> _Instructions for the task_: Restate the records below word for word.

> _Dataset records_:
- - -

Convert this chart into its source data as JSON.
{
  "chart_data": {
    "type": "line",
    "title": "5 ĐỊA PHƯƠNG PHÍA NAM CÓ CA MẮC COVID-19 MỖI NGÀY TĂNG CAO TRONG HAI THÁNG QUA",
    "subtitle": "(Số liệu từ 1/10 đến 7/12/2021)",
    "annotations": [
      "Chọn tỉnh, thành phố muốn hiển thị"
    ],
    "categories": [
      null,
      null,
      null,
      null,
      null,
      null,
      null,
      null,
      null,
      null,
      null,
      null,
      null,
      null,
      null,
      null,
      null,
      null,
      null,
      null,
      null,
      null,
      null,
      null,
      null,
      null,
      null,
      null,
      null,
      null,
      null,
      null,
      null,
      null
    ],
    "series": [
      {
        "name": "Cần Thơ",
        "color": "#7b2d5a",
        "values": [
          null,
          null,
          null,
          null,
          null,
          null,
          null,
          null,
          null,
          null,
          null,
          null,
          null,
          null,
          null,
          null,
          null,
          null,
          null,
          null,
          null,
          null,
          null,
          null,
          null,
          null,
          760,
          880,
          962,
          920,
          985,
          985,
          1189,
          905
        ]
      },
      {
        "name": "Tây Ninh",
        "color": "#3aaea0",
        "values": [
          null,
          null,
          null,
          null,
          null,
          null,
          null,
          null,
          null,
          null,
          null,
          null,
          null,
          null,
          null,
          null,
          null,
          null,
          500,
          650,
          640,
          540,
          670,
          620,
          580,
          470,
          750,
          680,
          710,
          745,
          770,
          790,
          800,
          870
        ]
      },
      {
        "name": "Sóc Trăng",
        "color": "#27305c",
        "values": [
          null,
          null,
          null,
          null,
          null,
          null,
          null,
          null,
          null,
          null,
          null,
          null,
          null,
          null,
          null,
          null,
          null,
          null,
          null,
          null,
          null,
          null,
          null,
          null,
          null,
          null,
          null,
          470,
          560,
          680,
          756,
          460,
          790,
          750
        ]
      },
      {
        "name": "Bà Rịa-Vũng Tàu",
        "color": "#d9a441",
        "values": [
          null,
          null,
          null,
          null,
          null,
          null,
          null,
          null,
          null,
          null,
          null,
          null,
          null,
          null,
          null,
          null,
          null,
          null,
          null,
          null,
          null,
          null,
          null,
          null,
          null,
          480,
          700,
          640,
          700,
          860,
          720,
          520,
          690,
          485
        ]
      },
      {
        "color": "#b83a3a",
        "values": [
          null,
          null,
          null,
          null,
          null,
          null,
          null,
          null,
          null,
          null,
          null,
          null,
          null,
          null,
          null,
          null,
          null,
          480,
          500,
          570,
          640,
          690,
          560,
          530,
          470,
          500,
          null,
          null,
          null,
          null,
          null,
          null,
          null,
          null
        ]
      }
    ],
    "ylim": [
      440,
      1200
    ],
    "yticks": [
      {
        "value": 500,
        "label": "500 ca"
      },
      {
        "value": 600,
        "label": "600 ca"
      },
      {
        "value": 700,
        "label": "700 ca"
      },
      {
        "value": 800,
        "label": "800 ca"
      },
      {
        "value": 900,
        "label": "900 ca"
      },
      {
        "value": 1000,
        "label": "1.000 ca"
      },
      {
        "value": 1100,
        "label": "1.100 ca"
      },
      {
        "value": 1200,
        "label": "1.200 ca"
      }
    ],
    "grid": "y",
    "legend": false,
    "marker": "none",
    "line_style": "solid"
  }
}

- - -

> _Output of the task_:
Convert this chart into its source data as JSON.
{
  "chart_data": {
    "type": "line",
    "title": "5 ĐỊA PHƯƠNG PHÍA NAM CÓ CA MẮC COVID-19 MỖI NGÀY TĂNG CAO TRONG HAI THÁNG QUA",
    "subtitle": "(Số liệu từ 1/10 đến 7/12/2021)",
    "annotations": [
      "Chọn tỉnh, thành phố muốn hiển thị"
    ],
    "categories": [
      null,
      null,
      null,
      null,
      null,
      null,
      null,
      null,
      null,
      null,
      null,
      null,
      null,
      null,
      null,
      null,
      null,
      null,
      null,
      null,
      null,
      null,
      null,
      null,
      null,
      null,
      null,
      null,
      null,
      null,
      null,
      null,
      null,
      null
    ],
    "series": [
      {
        "name": "Cần Thơ",
        "color": "#7b2d5a",
        "values": [
          null,
          null,
          null,
          null,
          null,
          null,
          null,
          null,
          null,
          null,
          null,
          null,
          null,
          null,
          null,
          null,
          null,
          null,
          null,
          null,
          null,
          null,
          null,
          null,
          null,
          null,
          760,
          880,
          962,
          920,
          985,
          985,
          1189,
          905
        ]
      },
      {
        "name": "Tây Ninh",
        "color": "#3aaea0",
        "values": [
          null,
          null,
          null,
          null,
          null,
          null,
          null,
          null,
          null,
          null,
          null,
          null,
          null,
          null,
          null,
          null,
          null,
          null,
          500,
          650,
          640,
          540,
          670,
          620,
          580,
          470,
          750,
          680,
          710,
          745,
          770,
          790,
          800,
          870
        ]
      },
      {
        "name": "Sóc Trăng",
        "color": "#27305c",
        "values": [
          null,
          null,
          null,
          null,
          null,
          null,
          null,
          null,
          null,
          null,
          null,
          null,
          null,
          null,
          null,
          null,
          null,
          null,
          null,
          null,
          null,
          null,
          null,
          null,
          null,
          null,
          null,
          470,
          560,
          680,
          756,
          460,
          790,
          750
        ]
      },
      {
        "name": "Bà Rịa-Vũng Tàu",
        "color": "#d9a441",
        "values": [
          null,
          null,
          null,
          null,
          null,
          null,
          null,
          null,
          null,
          null,
          null,
          null,
          null,
          null,
          null,
          null,
          null,
          null,
          null,
          null,
          null,
          null,
          null,
          null,
          null,
          480,
          700,
          640,
          700,
          860,
          720,
          520,
          690,
          485
        ]
      },
      {
        "color": "#b83a3a",
        "values": [
          null,
          null,
          null,
          null,
          null,
          null,
          null,
          null,
          null,
          null,
          null,
          null,
          null,
          null,
          null,
          null,
          null,
          480,
          500,
          570,
          640,
          690,
          560,
          530,
          470,
          500,
          null,
          null,
          null,
          null,
          null,
          null,
          null,
          null
        ]
      }
    ],
    "ylim": [
      440,
      1200
    ],
    "yticks": [
      {
        "value": 500,
        "label": "500 ca"
      },
      {
        "value": 600,
        "label": "600 ca"
      },
      {
        "value": 700,
        "label": "700 ca"
      },
      {
        "value": 800,
        "label": "800 ca"
      },
      {
        "value": 900,
        "label": "900 ca"
      },
      {
        "value": 1000,
        "label": "1.000 ca"
      },
      {
        "value": 1100,
        "label": "1.100 ca"
      },
      {
        "value": 1200,
        "label": "1.200 ca"
      }
    ],
    "grid": "y",
    "legend": false,
    "marker": "none",
    "line_style": "solid"
  }
}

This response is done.